** TASK **
Please write out the complete listing that follows, exactly as it reads.

** DATA TO USE **
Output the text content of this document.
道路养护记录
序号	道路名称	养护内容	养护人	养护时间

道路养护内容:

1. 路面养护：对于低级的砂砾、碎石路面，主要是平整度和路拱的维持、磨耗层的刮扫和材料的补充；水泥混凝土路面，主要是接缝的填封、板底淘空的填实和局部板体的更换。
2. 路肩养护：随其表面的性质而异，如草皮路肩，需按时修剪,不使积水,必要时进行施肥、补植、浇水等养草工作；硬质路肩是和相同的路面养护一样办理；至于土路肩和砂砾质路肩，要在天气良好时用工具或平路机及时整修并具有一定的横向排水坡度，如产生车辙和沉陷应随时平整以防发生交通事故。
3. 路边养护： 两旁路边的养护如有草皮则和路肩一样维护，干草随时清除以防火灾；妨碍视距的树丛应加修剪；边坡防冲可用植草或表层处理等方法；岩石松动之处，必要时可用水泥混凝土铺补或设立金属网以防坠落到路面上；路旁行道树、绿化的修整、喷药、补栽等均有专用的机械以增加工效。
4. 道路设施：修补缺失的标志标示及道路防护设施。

** EXERCISE ANSWER **
Output the text content of this document.
道路养护记录
序号	道路名称	养护内容	养护人	养护时间

道路养护内容:

1. 路面养护：对于低级的砂砾、碎石路面，主要是平整度和路拱的维持、磨耗层的刮扫和材料的补充；水泥混凝土路面，主要是接缝的填封、板底淘空的填实和局部板体的更换。
2. 路肩养护：随其表面的性质而异，如草皮路肩，需按时修剪,不使积水,必要时进行施肥、补植、浇水等养草工作；硬质路肩是和相同的路面养护一样办理；至于土路肩和砂砾质路肩，要在天气良好时用工具或平路机及时整修并具有一定的横向排水坡度，如产生车辙和沉陷应随时平整以防发生交通事故。
3. 路边养护： 两旁路边的养护如有草皮则和路肩一样维护，干草随时清除以防火灾；妨碍视距的树丛应加修剪；边坡防冲可用植草或表层处理等方法；岩石松动之处，必要时可用水泥混凝土铺补或设立金属网以防坠落到路面上；路旁行道树、绿化的修整、喷药、补栽等均有专用的机械以增加工效。
4. 道路设施：修补缺失的标志标示及道路防护设施。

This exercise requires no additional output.